_WORK ORDER_.
Retype the records in full, keeping each character as it is.

_RECORDS_.
• • •
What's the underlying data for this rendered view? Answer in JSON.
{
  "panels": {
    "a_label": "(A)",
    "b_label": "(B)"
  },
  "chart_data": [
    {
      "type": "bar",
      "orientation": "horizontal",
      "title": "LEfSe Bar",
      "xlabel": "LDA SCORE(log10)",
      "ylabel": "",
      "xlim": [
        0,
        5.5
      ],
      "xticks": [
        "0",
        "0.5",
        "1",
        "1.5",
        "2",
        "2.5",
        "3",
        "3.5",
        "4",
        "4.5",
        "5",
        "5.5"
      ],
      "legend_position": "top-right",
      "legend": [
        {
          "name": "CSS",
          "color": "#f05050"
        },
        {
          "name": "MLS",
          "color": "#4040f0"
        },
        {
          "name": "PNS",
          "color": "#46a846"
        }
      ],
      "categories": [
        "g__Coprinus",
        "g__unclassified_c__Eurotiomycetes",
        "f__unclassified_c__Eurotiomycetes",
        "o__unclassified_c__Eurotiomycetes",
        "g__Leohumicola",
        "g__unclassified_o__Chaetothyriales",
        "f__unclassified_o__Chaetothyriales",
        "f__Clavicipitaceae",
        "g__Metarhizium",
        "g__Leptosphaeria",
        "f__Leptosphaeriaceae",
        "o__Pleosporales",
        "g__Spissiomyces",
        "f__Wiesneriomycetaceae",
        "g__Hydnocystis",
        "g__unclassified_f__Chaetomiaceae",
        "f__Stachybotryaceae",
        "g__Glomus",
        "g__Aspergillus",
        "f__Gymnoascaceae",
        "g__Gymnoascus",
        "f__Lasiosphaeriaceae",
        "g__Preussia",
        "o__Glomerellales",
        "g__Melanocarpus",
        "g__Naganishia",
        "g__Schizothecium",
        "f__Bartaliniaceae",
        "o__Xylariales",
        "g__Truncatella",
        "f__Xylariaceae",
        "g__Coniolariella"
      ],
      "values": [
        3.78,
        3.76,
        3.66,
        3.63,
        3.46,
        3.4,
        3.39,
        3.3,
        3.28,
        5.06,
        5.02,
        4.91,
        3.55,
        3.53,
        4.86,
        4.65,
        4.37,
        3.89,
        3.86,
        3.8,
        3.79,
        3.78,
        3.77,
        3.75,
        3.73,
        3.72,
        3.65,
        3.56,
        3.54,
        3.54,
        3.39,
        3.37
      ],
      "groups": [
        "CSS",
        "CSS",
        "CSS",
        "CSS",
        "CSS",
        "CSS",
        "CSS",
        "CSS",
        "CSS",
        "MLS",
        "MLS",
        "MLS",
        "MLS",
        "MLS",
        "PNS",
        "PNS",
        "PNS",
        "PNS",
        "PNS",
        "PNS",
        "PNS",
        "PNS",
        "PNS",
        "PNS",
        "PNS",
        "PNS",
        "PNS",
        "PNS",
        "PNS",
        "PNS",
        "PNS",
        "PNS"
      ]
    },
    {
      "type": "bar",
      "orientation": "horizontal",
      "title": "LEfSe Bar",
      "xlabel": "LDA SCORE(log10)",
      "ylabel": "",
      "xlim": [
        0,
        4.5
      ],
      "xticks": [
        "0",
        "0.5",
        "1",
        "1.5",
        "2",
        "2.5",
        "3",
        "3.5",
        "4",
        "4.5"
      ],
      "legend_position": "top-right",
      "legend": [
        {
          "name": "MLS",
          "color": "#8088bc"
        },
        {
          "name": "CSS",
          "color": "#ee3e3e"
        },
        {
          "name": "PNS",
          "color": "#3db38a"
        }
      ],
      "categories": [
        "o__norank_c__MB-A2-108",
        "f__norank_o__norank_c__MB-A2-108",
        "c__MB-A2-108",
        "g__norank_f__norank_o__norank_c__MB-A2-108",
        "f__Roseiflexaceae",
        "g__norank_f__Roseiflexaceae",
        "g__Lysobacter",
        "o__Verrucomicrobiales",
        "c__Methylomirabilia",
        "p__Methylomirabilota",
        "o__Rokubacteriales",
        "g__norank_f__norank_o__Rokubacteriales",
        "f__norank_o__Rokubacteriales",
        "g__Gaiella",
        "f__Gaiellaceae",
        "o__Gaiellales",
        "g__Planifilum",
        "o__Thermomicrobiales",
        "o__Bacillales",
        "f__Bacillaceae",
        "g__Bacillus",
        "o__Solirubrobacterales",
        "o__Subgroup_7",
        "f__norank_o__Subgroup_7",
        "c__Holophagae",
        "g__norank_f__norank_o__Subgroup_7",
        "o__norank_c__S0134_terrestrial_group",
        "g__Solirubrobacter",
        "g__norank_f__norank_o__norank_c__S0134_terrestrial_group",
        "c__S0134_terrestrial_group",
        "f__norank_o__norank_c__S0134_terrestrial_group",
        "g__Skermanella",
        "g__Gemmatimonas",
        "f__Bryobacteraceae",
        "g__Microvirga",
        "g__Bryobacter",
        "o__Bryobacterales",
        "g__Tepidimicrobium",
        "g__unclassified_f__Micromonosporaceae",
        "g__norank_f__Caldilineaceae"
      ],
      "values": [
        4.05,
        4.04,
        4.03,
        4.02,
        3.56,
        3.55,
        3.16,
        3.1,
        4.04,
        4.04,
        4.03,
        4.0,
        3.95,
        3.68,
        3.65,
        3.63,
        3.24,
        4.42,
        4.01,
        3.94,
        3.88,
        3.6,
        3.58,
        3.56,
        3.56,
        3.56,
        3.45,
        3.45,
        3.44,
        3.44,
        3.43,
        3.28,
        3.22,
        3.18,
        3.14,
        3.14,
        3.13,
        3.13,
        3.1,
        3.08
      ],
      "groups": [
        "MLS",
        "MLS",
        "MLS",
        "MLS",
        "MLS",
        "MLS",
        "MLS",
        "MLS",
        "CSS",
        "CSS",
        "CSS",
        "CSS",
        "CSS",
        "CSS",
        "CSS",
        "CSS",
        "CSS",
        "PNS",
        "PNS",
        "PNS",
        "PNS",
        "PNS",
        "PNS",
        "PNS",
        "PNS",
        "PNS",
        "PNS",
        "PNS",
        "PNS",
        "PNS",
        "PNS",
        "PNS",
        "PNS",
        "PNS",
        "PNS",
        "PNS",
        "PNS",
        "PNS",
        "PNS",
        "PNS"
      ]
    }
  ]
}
• • •
_ANSWER FOR THE TASK_.
What's the underlying data for this rendered view? Answer in JSON.
{
  "panels": {
    "a_label": "(A)",
    "b_label": "(B)"
  },
  "chart_data": [
    {
      "type": "bar",
      "orientation": "horizontal",
      "title": "LEfSe Bar",
      "xlabel": "LDA SCORE(log10)",
      "ylabel": "",
      "xlim": [
        0,
        5.5
      ],
      "xticks": [
        "0",
        "0.5",
        "1",
        "1.5",
        "2",
        "2.5",
        "3",
        "3.5",
        "4",
        "4.5",
        "5",
        "5.5"
      ],
      "legend_position": "top-right",
      "legend": [
        {
          "name": "CSS",
          "color": "#f05050"
        },
        {
          "name": "MLS",
          "color": "#4040f0"
        },
        {
          "name": "PNS",
          "color": "#46a846"
        }
      ],
      "categories": [
        "g__Coprinus",
        "g__unclassified_c__Eurotiomycetes",
        "f__unclassified_c__Eurotiomycetes",
        "o__unclassified_c__Eurotiomycetes",
        "g__Leohumicola",
        "g__unclassified_o__Chaetothyriales",
        "f__unclassified_o__Chaetothyriales",
        "f__Clavicipitaceae",
        "g__Metarhizium",
        "g__Leptosphaeria",
        "f__Leptosphaeriaceae",
        "o__Pleosporales",
        "g__Spissiomyces",
        "f__Wiesneriomycetaceae",
        "g__Hydnocystis",
        "g__unclassified_f__Chaetomiaceae",
        "f__Stachybotryaceae",
        "g__Glomus",
        "g__Aspergillus",
        "f__Gymnoascaceae",
        "g__Gymnoascus",
        "f__Lasiosphaeriaceae",
        "g__Preussia",
        "o__Glomerellales",
        "g__Melanocarpus",
        "g__Naganishia",
        "g__Schizothecium",
        "f__Bartaliniaceae",
        "o__Xylariales",
        "g__Truncatella",
        "f__Xylariaceae",
        "g__Coniolariella"
      ],
      "values": [
        3.78,
        3.76,
        3.66,
        3.63,
        3.46,
        3.4,
        3.39,
        3.3,
        3.28,
        5.06,
        5.02,
        4.91,
        3.55,
        3.53,
        4.86,
        4.65,
        4.37,
        3.89,
        3.86,
        3.8,
        3.79,
        3.78,
        3.77,
        3.75,
        3.73,
        3.72,
        3.65,
        3.56,
        3.54,
        3.54,
        3.39,
        3.37
      ],
      "groups": [
        "CSS",
        "CSS",
        "CSS",
        "CSS",
        "CSS",
        "CSS",
        "CSS",
        "CSS",
        "CSS",
        "MLS",
        "MLS",
        "MLS",
        "MLS",
        "MLS",
        "PNS",
        "PNS",
        "PNS",
        "PNS",
        "PNS",
        "PNS",
        "PNS",
        "PNS",
        "PNS",
        "PNS",
        "PNS",
        "PNS",
        "PNS",
        "PNS",
        "PNS",
        "PNS",
        "PNS",
        "PNS"
      ]
    },
    {
      "type": "bar",
      "orientation": "horizontal",
      "title": "LEfSe Bar",
      "xlabel": "LDA SCORE(log10)",
      "ylabel": "",
      "xlim": [
        0,
        4.5
      ],
      "xticks": [
        "0",
        "0.5",
        "1",
        "1.5",
        "2",
        "2.5",
        "3",
        "3.5",
        "4",
        "4.5"
      ],
      "legend_position": "top-right",
      "legend": [
        {
          "name": "MLS",
          "color": "#8088bc"
        },
        {
          "name": "CSS",
          "color": "#ee3e3e"
        },
        {
          "name": "PNS",
          "color": "#3db38a"
        }
      ],
      "categories": [
        "o__norank_c__MB-A2-108",
        "f__norank_o__norank_c__MB-A2-108",
        "c__MB-A2-108",
        "g__norank_f__norank_o__norank_c__MB-A2-108",
        "f__Roseiflexaceae",
        "g__norank_f__Roseiflexaceae",
        "g__Lysobacter",
        "o__Verrucomicrobiales",
        "c__Methylomirabilia",
        "p__Methylomirabilota",
        "o__Rokubacteriales",
        "g__norank_f__norank_o__Rokubacteriales",
        "f__norank_o__Rokubacteriales",
        "g__Gaiella",
        "f__Gaiellaceae",
        "o__Gaiellales",
        "g__Planifilum",
        "o__Thermomicrobiales",
        "o__Bacillales",
        "f__Bacillaceae",
        "g__Bacillus",
        "o__Solirubrobacterales",
        "o__Subgroup_7",
        "f__norank_o__Subgroup_7",
        "c__Holophagae",
        "g__norank_f__norank_o__Subgroup_7",
        "o__norank_c__S0134_terrestrial_group",
        "g__Solirubrobacter",
        "g__norank_f__norank_o__norank_c__S0134_terrestrial_group",
        "c__S0134_terrestrial_group",
        "f__norank_o__norank_c__S0134_terrestrial_group",
        "g__Skermanella",
        "g__Gemmatimonas",
        "f__Bryobacteraceae",
        "g__Microvirga",
        "g__Bryobacter",
        "o__Bryobacterales",
        "g__Tepidimicrobium",
        "g__unclassified_f__Micromonosporaceae",
        "g__norank_f__Caldilineaceae"
      ],
      "values": [
        4.05,
        4.04,
        4.03,
        4.02,
        3.56,
        3.55,
        3.16,
        3.1,
        4.04,
        4.04,
        4.03,
        4.0,
        3.95,
        3.68,
        3.65,
        3.63,
        3.24,
        4.42,
        4.01,
        3.94,
        3.88,
        3.6,
        3.58,
        3.56,
        3.56,
        3.56,
        3.45,
        3.45,
        3.44,
        3.44,
        3.43,
        3.28,
        3.22,
        3.18,
        3.14,
        3.14,
        3.13,
        3.13,
        3.1,
        3.08
      ],
      "groups": [
        "MLS",
        "MLS",
        "MLS",
        "MLS",
        "MLS",
        "MLS",
        "MLS",
        "MLS",
        "CSS",
        "CSS",
        "CSS",
        "CSS",
        "CSS",
        "CSS",
        "CSS",
        "CSS",
        "CSS",
        "PNS",
        "PNS",
        "PNS",
        "PNS",
        "PNS",
        "PNS",
        "PNS",
        "PNS",
        "PNS",
        "PNS",
        "PNS",
        "PNS",
        "PNS",
        "PNS",
        "PNS",
        "PNS",
        "PNS",
        "PNS",
        "PNS",
        "PNS",
        "PNS",
        "PNS",
        "PNS"
      ]
    }
  ]
}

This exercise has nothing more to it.